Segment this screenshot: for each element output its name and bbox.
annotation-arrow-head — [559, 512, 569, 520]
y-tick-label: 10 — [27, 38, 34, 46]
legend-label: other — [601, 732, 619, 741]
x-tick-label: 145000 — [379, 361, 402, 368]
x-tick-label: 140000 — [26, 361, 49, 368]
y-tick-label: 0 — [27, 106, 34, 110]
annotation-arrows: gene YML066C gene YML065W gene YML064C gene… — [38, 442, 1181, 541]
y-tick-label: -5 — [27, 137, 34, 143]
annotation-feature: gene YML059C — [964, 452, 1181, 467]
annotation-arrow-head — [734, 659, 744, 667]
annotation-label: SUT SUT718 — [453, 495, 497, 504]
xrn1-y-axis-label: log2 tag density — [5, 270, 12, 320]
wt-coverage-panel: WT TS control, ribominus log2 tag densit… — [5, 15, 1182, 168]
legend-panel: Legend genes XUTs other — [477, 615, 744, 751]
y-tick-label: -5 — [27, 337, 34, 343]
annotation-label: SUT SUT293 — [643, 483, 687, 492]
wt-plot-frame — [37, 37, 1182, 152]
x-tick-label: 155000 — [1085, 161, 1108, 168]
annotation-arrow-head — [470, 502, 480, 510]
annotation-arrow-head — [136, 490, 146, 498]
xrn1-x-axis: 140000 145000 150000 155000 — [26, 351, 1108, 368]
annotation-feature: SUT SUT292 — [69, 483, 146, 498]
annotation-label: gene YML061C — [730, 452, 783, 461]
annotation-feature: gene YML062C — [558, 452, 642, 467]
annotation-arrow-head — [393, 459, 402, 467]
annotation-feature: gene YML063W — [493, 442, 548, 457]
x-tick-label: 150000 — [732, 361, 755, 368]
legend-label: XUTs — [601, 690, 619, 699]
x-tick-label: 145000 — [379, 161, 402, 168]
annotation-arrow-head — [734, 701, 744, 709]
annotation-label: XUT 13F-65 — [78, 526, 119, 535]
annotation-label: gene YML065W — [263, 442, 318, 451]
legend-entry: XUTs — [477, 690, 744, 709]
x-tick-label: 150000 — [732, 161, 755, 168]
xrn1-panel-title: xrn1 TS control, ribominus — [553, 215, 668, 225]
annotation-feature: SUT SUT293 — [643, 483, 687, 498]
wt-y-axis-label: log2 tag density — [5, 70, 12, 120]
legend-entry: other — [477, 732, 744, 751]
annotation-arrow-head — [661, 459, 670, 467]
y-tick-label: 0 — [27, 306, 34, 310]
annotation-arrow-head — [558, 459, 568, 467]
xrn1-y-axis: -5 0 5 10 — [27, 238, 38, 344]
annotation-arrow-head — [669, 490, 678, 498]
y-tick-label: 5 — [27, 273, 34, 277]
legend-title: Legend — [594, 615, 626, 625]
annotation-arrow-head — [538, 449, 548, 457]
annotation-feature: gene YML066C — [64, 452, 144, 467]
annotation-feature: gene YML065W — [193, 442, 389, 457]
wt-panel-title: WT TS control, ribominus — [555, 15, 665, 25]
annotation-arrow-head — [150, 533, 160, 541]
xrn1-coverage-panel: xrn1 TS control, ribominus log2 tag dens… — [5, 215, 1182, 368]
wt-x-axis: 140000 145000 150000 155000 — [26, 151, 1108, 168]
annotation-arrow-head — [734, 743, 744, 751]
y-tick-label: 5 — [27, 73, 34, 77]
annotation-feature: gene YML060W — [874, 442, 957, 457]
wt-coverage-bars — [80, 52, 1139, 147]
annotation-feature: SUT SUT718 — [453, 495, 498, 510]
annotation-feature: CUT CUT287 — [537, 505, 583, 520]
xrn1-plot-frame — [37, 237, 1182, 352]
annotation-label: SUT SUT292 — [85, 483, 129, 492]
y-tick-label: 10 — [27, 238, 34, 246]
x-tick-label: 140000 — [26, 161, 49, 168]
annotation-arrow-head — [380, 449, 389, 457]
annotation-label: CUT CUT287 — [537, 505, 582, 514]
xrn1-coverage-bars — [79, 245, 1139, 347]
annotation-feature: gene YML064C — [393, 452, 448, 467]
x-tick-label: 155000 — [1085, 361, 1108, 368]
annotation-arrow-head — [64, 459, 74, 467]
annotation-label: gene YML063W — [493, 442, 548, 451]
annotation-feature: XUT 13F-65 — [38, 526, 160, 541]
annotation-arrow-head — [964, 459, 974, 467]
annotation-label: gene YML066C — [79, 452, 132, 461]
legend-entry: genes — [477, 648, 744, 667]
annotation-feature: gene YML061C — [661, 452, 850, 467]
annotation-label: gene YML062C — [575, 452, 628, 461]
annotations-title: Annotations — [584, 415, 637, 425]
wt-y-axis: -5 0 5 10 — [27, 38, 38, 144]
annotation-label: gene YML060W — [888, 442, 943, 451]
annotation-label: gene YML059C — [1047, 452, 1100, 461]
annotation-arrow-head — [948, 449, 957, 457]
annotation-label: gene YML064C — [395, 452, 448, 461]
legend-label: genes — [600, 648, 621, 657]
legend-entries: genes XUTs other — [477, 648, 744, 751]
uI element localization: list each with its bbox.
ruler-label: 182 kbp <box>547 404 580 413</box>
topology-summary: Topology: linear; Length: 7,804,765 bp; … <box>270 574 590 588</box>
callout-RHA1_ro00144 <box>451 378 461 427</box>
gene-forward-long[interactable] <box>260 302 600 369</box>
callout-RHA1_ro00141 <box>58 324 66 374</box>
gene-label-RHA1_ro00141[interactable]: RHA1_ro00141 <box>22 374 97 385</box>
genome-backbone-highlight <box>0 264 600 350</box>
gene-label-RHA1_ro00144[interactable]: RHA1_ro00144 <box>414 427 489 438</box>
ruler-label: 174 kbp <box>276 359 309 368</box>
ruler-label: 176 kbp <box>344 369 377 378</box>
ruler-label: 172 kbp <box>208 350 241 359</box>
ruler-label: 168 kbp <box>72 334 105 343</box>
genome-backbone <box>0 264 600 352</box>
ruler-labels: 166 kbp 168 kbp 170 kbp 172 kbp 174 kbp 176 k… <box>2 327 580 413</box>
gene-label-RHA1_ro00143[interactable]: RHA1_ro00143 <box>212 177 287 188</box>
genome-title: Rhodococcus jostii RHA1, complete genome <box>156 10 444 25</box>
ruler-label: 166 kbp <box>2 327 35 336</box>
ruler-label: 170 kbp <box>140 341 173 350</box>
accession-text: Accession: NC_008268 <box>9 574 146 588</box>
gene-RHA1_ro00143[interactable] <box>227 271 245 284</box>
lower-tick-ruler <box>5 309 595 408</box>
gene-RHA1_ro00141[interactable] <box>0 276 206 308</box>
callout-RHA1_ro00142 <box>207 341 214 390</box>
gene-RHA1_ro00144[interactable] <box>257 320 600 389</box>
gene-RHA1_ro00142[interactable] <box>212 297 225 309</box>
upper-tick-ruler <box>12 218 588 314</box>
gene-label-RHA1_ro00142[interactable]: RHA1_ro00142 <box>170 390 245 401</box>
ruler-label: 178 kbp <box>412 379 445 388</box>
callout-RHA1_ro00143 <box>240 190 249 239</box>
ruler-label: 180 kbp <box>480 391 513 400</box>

» EXERCISE GOAL
Every line in the records above with "plot" in it adds one to the count; give that count and nothing else.

» REPLY TO THE EXERCISE
2